L’idéal d’émancipation des lumières a bien été révolutionnaire. Il est tenu pour avoir apporté la modernité. Son bilan général est clair. Il a visé et a réussi à mettre à bas des systèmes parfois millénaires, totalitaires, et obscurantistes. En ce sens, il a été promesse d’émancipation pour ceux qui ont ressenti une espérance de libération vis-à-vis de l’enserrement par les liens qui contraignaient leur vie et qui avait été le leur de générations en générations. La diffusion de cet idéal a convaincu du bien-fondé de l’usage de la raison et de la confiance qu’elle permettait dans le progrès humain, moral et scientifique.

### MATÉRIEL FOURNI:
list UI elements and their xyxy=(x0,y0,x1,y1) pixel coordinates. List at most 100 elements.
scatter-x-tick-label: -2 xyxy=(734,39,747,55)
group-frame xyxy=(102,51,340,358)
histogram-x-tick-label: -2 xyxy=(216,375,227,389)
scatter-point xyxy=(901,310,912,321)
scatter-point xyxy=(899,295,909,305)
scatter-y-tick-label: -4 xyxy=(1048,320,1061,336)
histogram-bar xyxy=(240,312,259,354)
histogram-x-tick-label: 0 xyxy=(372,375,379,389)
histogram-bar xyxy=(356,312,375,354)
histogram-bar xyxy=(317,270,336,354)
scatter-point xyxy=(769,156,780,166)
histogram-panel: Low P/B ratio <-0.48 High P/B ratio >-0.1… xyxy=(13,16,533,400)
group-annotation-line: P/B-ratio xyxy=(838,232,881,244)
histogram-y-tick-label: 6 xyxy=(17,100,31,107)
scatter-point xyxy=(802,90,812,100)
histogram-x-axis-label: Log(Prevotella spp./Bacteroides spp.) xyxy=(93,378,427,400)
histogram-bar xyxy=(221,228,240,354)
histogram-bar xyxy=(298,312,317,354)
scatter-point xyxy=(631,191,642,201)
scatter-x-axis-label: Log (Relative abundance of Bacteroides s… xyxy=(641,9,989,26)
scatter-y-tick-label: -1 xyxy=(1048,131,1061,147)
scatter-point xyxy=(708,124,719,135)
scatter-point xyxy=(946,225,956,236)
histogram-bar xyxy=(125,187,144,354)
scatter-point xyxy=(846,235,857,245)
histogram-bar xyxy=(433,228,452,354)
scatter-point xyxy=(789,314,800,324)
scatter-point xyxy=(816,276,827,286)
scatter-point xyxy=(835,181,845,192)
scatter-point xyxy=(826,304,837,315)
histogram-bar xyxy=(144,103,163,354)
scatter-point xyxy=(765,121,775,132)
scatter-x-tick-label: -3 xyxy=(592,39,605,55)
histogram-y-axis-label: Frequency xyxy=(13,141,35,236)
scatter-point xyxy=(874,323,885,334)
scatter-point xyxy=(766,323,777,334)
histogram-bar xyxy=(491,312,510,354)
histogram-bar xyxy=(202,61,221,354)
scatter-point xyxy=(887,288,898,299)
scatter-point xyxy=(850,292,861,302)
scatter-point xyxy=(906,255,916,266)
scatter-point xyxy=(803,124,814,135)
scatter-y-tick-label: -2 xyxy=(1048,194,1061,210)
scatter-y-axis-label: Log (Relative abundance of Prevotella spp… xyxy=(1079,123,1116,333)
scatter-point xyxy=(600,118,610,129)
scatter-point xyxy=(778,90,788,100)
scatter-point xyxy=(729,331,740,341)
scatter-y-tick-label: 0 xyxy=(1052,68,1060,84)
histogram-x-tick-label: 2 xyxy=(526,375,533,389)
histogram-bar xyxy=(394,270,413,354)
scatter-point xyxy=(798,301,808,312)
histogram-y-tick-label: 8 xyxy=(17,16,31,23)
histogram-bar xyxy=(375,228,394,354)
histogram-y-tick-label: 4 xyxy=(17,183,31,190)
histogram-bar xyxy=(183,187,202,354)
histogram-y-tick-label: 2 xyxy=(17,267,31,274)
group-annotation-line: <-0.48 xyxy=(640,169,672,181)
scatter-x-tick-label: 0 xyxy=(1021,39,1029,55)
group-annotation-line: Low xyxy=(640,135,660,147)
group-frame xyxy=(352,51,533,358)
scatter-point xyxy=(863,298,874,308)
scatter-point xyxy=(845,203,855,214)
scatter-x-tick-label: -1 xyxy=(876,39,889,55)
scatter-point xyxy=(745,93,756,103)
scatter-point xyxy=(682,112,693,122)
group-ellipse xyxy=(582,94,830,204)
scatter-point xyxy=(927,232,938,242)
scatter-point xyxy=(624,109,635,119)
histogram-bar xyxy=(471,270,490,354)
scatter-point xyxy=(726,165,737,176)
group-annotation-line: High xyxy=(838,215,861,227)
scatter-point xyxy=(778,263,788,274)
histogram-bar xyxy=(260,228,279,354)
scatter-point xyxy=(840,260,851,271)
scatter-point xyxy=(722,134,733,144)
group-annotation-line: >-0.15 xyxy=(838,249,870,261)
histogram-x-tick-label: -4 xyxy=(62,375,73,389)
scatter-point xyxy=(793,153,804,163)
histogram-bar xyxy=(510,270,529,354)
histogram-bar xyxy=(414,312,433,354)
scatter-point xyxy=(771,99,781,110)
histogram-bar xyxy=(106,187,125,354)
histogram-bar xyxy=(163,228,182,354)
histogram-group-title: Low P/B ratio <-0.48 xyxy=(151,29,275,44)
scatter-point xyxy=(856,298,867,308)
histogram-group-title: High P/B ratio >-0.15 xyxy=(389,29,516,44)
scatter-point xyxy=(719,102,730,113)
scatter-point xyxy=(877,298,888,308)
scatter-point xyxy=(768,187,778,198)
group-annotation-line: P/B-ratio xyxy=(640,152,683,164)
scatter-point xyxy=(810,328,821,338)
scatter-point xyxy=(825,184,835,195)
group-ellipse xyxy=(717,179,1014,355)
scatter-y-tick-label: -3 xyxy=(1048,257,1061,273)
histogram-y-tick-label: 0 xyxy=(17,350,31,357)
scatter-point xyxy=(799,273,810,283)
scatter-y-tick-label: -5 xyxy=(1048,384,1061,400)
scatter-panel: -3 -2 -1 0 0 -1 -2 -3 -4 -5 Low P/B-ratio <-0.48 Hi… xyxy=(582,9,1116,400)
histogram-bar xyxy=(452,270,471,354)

### OBJECTIF:
Recopiez mot pour mot le passage du document source sur l’idéal des Lumières, depuis « L’idéal d’émancipation des » jusqu’à « moral et scientifique. ». Les lignes fournies ne sont d’aucune utilité ici.

### SOLUTION RÉDIGÉE:
L’idéal d’émancipation des lumières a bien été révolutionnaire. Il est tenu pour avoir apporté la modernité. Son bilan général est clair. Il a visé et a réussi à mettre à bas des systèmes parfois millénaires, totalitaires, et obscurantistes. En ce sens, il a été promesse d’émancipation pour ceux qui ont ressenti une espérance de libération vis-à-vis de l’enserrement par les liens qui contraignaient leur vie et qui avait été le leur de générations en générations. La diffusion de cet idéal a convaincu du bien-fondé de l’usage de la raison et de la confiance qu’elle permettait dans le progrès humain, moral et scientifique.